- STATED PROBLEM
Keep the pictures out of the copy and print all the entries below exactly.

- RECORDS TO PROCESS
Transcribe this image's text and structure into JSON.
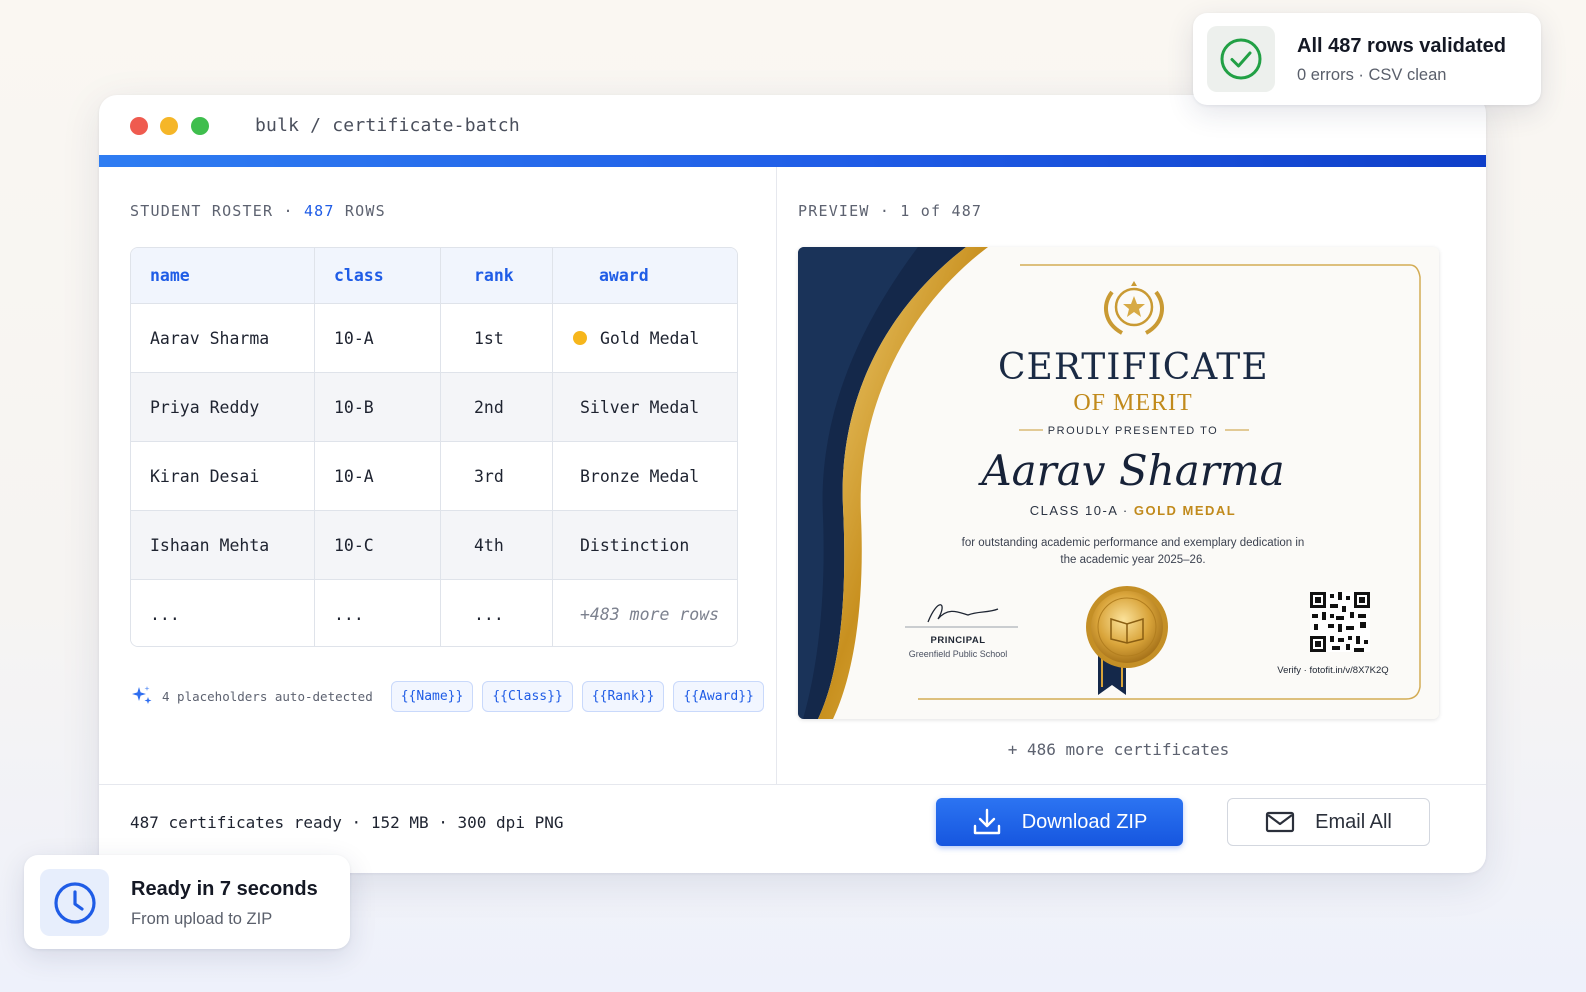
{
  "window": {
    "path": "bulk / certificate-batch"
  },
  "roster": {
    "label": "STUDENT ROSTER",
    "separator": "·",
    "count": "487",
    "unit": "ROWS",
    "columns": [
      "name",
      "class",
      "rank",
      "award"
    ],
    "rows": [
      [
        "Aarav Sharma",
        "10-A",
        "1st",
        "Gold Medal"
      ],
      [
        "Priya Reddy",
        "10-B",
        "2nd",
        "Silver Medal"
      ],
      [
        "Kiran Desai",
        "10-A",
        "3rd",
        "Bronze Medal"
      ],
      [
        "Ishaan Mehta",
        "10-C",
        "4th",
        "Distinction"
      ],
      [
        "...",
        "...",
        "...",
        "+483 more rows"
      ]
    ],
    "gold_color": "#f6b61c"
  },
  "placeholders": {
    "text": "4 placeholders auto-detected",
    "chips": [
      "{{Name}}",
      "{{Class}}",
      "{{Rank}}",
      "{{Award}}"
    ]
  },
  "preview": {
    "label": "PREVIEW · 1 of 487",
    "more": "+ 486 more certificates",
    "certificate": {
      "title": "CERTIFICATE",
      "subtitle": "OF MERIT",
      "presented": "PROUDLY PRESENTED TO",
      "name": "Aarav Sharma",
      "class_text": "CLASS 10-A",
      "separator": "·",
      "award": "GOLD MEDAL",
      "description": "for outstanding academic performance and exemplary dedication in the academic year 2025–26.",
      "signatory_role": "PRINCIPAL",
      "school": "Greenfield Public School",
      "verify": "Verify · fotofit.in/v/8X7K2Q"
    }
  },
  "footer": {
    "status": "487 certificates ready · 152 MB · 300 dpi PNG",
    "download_label": "Download ZIP",
    "email_label": "Email All"
  },
  "toasts": {
    "validated": {
      "title": "All 487 rows validated",
      "sub": "0 errors · CSV clean",
      "icon": "check-circle-icon"
    },
    "ready": {
      "title": "Ready in 7 seconds",
      "sub": "From upload to ZIP",
      "icon": "clock-icon"
    }
  },
  "colors": {
    "accent": "#1f5ce6",
    "gold": "#c18a1c",
    "navy": "#14284a",
    "success": "#22a045"
  }
}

- TASK OUTPUT
Transcribe this image's text and structure into JSON.
{
  "window": {
    "path": "bulk / certificate-batch"
  },
  "roster": {
    "label": "STUDENT ROSTER",
    "separator": "·",
    "count": "487",
    "unit": "ROWS",
    "columns": [
      "name",
      "class",
      "rank",
      "award"
    ],
    "rows": [
      [
        "Aarav Sharma",
        "10-A",
        "1st",
        "Gold Medal"
      ],
      [
        "Priya Reddy",
        "10-B",
        "2nd",
        "Silver Medal"
      ],
      [
        "Kiran Desai",
        "10-A",
        "3rd",
        "Bronze Medal"
      ],
      [
        "Ishaan Mehta",
        "10-C",
        "4th",
        "Distinction"
      ],
      [
        "...",
        "...",
        "...",
        "+483 more rows"
      ]
    ],
    "gold_color": "#f6b61c"
  },
  "placeholders": {
    "text": "4 placeholders auto-detected",
    "chips": [
      "{{Name}}",
      "{{Class}}",
      "{{Rank}}",
      "{{Award}}"
    ]
  },
  "preview": {
    "label": "PREVIEW · 1 of 487",
    "more": "+ 486 more certificates",
    "certificate": {
      "title": "CERTIFICATE",
      "subtitle": "OF MERIT",
      "presented": "PROUDLY PRESENTED TO",
      "name": "Aarav Sharma",
      "class_text": "CLASS 10-A",
      "separator": "·",
      "award": "GOLD MEDAL",
      "description": "for outstanding academic performance and exemplary dedication in the academic year 2025–26.",
      "signatory_role": "PRINCIPAL",
      "school": "Greenfield Public School",
      "verify": "Verify · fotofit.in/v/8X7K2Q"
    }
  },
  "footer": {
    "status": "487 certificates ready · 152 MB · 300 dpi PNG",
    "download_label": "Download ZIP",
    "email_label": "Email All"
  },
  "toasts": {
    "validated": {
      "title": "All 487 rows validated",
      "sub": "0 errors · CSV clean",
      "icon": "check-circle-icon"
    },
    "ready": {
      "title": "Ready in 7 seconds",
      "sub": "From upload to ZIP",
      "icon": "clock-icon"
    }
  },
  "colors": {
    "accent": "#1f5ce6",
    "gold": "#c18a1c",
    "navy": "#14284a",
    "success": "#22a045"
  }
}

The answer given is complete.